→ TASK SET:
• A. According to the music blog below, which country is the band Timber Timbre from?
• B. Copy the part of the music blog below starting with "Another Nugget" and going on through "to Jesus. Enjoy.".
• C. Write what comes next in the music blog below, picking up after its last sentence.

→ READING PASSAGE:
★ ★ ★ ★ ★
Thursday, May 26, 2011

Slippin' An'a Slidin'

Wet Willie' Greatest Hits(1971-1978)

 

'Wet Willie' from whence this pack o' southern scragglers derived their name, is a apparently a regional term, referring to an Alabamian practice of sucking on your finger and then shoving it in somebody's ear. It also means that dirty stuff you're thinking right now.

They're real rawhide power swaggerin' son's of 5 bitches, and commence to whoop out some of the hottest, nastiest, most needlin' on the point southern rock ever created. Gotta' say they do the best white rock slash James Brown act since the Yardbirds (disagree? ITS IN THE DAMN MOUTH HARP!). Vocals like Creedence, swag like Little Richard, collective instrumental harmonies like a dirtier grittier version of The Band, but instead of those extended jams the Allman Brothers were renowned for, Wet Willie were closer to the spirit of Booker T & the MG's or perhaps the Mar-Keys, much more steeped in sweaty, good-time R&B than the blues-rock of the Allman's or the likes of the Marshall Tucker Band. Think of what Lynyrd Skynrd would have sounded like if they had one lead guitarist and performed strictly on an all white chitlin' circuit... if such a thing ever existed....


If y'ur unfamiliar with all the bands I just referenced, I did a toad suckin', gawd awful job of critiquing these guys, but trust me and give 'er a listen.




-Creol'w Fedo'
 

Wednesday, May 25, 2011

All I Need Is Some Sunshine



This new album entitled Creep On Creepin' On by Timber Timbre I've had in my player quite frequently lately. I just had to share it. They're a dark swampy bluesy folk trio from Canada that conjure a spooky smokey mood that you can't help but be hypnotized by. They slowly build their merky atmosphere with deep baritone guitars , delicate violin and lapsteel, minimal percussion, saxophone, and cunning use of keyboards, samplers and loop pedals. All this woven together with the deep country-folk flecked soulful croons of main singer-songwriter Taylor Kirk. The vibe is akin to bands like Morphine, Tom Waits, Leonard Cohen, Nick Cave, although they really have cornered a sound all their own with everything that's going on. I mean they're on Arts and Crafts Records so you have to expect a lot more arty experimentation, which is obviously apparant. Anyway, definitely worth a listen. I've fallen deeply in love with this band. If you like this, their self-titled that came out a few years ago is very similar and also highly recommended. The one before that (debut) you'll get a lot more of a lofi production value, especially on the vocals, also worth a go, but different tonally.

Tuesday, May 24, 2011

Another Nugget




So I decided I couldn't live without posting at least one more nugget. UK heavy progressive/psychedelic rock band Fuzzy Duck released their one and only album in 1971 and it rocks super hard start to finish. '71 is the year of all years, I swear to Jesus. Enjoy.










how fuzzy was he

-Blackness Monster

Good Ol' Texas Psych


Man, what I would do to be able to have existed back then when the shit was good. Well, shit's still good, but this shit was radical! A lot of what I love came out of the late 60s and early 70s and once in a while I'll throw some of it at yous.
★ ★ ★ ★ ★
(Data extracted from a collection)
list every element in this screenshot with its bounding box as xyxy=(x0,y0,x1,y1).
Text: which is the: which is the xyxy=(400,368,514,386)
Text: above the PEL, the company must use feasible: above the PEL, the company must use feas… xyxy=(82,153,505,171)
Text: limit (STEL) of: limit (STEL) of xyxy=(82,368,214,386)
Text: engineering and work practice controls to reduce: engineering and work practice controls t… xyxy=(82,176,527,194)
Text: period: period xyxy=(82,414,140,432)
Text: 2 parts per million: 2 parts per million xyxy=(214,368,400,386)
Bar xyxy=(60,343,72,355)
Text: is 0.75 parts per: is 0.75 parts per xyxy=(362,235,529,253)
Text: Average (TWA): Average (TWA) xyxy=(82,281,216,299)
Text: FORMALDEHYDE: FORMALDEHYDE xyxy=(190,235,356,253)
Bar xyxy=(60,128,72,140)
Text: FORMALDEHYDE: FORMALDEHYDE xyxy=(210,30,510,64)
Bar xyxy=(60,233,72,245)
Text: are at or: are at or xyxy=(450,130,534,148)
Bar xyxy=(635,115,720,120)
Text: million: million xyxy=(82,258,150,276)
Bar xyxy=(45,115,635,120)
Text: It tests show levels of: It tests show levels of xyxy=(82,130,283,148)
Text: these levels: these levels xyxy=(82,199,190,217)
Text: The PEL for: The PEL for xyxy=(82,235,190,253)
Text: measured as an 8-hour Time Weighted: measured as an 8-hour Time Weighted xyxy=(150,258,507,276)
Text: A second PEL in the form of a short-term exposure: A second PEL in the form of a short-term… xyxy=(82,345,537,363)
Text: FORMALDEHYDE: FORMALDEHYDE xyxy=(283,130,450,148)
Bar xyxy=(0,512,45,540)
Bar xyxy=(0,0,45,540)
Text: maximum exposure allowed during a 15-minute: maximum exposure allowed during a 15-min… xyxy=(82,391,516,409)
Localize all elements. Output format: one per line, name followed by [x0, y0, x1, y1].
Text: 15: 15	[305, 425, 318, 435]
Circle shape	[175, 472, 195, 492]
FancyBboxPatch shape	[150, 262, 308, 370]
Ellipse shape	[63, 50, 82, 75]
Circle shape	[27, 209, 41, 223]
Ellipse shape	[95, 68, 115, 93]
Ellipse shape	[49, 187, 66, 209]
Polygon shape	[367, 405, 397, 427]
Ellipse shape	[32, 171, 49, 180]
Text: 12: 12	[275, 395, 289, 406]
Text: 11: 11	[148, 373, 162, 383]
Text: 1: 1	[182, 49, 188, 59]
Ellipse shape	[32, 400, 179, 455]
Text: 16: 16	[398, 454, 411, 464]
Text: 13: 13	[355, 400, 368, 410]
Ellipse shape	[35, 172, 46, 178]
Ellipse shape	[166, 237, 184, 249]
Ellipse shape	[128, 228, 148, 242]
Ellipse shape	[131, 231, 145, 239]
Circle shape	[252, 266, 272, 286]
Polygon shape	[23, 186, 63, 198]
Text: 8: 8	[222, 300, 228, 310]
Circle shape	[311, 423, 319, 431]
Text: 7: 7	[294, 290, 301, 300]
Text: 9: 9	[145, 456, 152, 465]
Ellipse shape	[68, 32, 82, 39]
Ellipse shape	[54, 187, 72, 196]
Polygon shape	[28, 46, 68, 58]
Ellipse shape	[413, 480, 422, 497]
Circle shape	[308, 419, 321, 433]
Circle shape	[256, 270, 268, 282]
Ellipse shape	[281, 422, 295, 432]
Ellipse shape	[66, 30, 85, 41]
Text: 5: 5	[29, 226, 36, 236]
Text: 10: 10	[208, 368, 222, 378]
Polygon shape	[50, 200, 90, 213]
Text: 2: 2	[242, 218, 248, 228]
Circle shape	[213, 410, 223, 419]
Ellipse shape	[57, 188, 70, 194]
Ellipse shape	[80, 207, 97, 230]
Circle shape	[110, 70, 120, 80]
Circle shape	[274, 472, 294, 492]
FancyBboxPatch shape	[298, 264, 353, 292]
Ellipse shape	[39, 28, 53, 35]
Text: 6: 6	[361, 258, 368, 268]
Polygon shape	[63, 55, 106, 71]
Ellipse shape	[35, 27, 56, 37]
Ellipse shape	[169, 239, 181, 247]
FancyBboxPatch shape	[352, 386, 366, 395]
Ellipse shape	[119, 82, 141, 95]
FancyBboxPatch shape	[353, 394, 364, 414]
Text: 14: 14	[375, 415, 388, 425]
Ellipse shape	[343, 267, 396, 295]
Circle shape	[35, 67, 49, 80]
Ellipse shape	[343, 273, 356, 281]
★ ★ ★ ★ ★
→ OUTPUTS FOR THE TASKS:
• A. Canada

• B.
Another Nugget




So I decided I couldn't live without posting at least one more nugget. UK heavy progressive/psychedelic rock band Fuzzy Duck released their one and only album in 1971 and it rocks super hard start to finish. '71 is the year of all years, I swear to Jesus. Enjoy.

• C.
Once upon a time in Houston, Texas there were a few young musicians who worshiped the rock, when united they called themselves Josephus. A few of the artists coming out of the scene at that time included Jimmy Vaughan, Johnny Winter (and their brothers Stevie Ray and Edgar respectively), The 13th Floor Elevators, Bubble Puppy, the list goes on. This was high time for Texas Psychedelic Rock. The birth of it really. Many of the bands playing gigs around this district never left Texas before they were kaput. Josefus is one of them. The original line-up was only around for about a year and a half. As well as some of the aforementioned bands, they also played with Quicksilver Messenger Service, ZZ Top, Grateful Dead, Grand Funk Railroad, John Mayall, etc.
Since their distant inception they've gained quite a cult following. This record, Dead Man, was self-released in 1970 and limited to only 3000 copies originally and since has become a quite sought after title for record collectors. It has since been re-released in a 2-in-1 album set also including their first recording Get Off My Case which has 7 tracks, 4 of which are also on Dead Man-just different recording sessions. If you find it, I definitely recommend getting it. This is free-form hard psychedelic blues rock and apparently doesn't even compare to their live performances, which I'm surely jealous I missed. These guys were really in tune with each other and on their massive jam of a final track you'll see what I mean.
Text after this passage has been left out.